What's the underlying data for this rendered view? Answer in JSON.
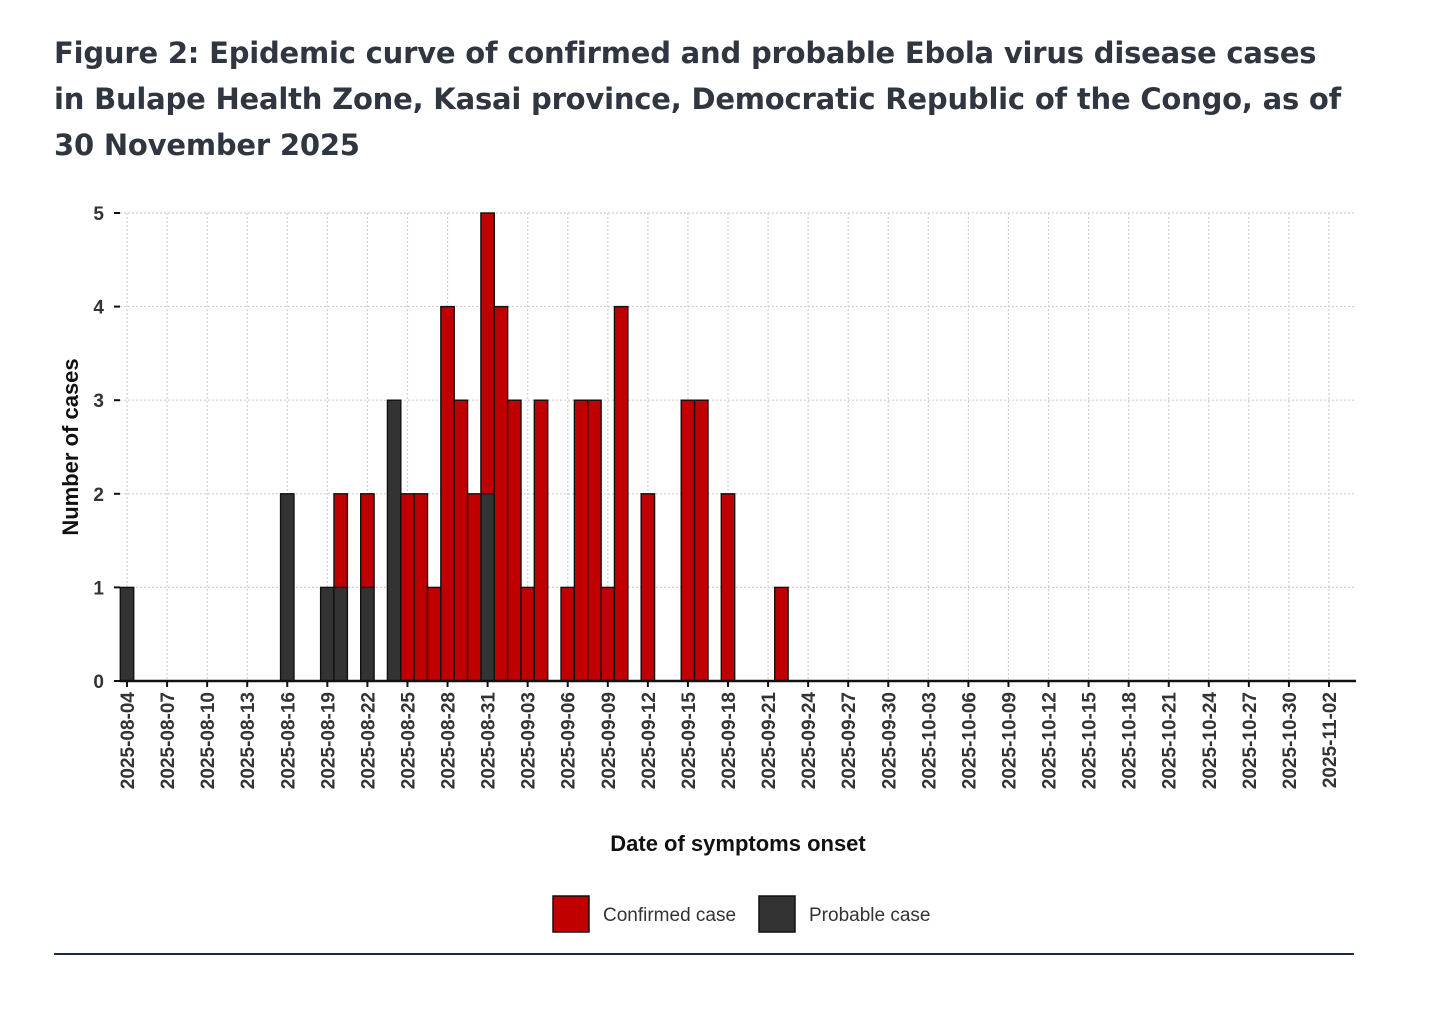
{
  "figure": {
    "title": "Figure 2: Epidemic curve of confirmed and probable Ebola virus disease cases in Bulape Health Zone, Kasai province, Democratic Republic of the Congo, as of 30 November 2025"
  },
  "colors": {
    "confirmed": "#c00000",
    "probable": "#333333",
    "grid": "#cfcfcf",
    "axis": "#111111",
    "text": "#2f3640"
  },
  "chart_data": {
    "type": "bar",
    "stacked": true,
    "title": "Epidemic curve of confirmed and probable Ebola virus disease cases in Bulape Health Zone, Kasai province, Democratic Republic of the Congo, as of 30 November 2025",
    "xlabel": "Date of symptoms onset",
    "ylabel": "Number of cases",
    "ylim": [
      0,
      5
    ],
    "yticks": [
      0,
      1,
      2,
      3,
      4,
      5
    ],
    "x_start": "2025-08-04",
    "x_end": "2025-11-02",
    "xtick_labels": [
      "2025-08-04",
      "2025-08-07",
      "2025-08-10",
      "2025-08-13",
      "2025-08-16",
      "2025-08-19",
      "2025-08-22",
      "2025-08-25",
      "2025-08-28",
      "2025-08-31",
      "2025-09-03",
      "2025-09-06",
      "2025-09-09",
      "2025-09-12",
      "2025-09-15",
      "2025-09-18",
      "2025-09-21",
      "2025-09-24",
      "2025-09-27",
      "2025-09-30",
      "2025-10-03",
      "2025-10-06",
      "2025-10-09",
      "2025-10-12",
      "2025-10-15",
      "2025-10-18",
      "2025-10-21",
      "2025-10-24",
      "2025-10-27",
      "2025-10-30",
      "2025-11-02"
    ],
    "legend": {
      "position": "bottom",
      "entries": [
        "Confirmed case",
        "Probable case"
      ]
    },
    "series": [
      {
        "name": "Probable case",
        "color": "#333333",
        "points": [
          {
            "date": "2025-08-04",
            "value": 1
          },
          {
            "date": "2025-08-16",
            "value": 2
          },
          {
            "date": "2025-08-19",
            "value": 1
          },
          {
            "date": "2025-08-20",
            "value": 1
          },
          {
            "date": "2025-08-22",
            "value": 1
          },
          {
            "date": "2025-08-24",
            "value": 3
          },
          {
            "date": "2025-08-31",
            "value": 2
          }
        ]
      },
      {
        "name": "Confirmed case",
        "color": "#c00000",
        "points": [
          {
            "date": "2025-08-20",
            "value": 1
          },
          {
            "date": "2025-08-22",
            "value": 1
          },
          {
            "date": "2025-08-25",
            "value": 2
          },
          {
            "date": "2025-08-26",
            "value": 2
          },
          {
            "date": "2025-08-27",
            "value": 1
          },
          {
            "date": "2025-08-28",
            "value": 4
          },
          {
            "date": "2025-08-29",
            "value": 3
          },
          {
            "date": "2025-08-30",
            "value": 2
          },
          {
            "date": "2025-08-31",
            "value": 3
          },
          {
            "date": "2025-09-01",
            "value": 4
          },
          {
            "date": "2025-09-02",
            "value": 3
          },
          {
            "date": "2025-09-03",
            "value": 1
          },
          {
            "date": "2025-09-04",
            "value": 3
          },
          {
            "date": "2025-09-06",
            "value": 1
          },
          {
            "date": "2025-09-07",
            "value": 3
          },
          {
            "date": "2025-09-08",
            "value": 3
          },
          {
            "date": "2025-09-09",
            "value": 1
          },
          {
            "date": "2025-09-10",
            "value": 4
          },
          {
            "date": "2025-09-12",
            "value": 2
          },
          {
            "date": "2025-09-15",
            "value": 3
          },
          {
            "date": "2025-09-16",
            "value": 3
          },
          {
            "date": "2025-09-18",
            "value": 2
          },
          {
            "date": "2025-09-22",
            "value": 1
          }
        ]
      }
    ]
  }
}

Exercise details
Copy each line of the entries that includes the word "Democratic".

Output of the exercise
    "title": "Figure 2: Epidemic curve of confirmed and probable Ebola virus disease cases in Bulape Health Zone, Kasai province, Democratic Republic of the Congo, as of 30 November 2025"
    "title": "Epidemic curve of confirmed and probable Ebola virus disease cases in Bulape Health Zone, Kasai province, Democratic Republic of the Congo, as of 30 November 2025",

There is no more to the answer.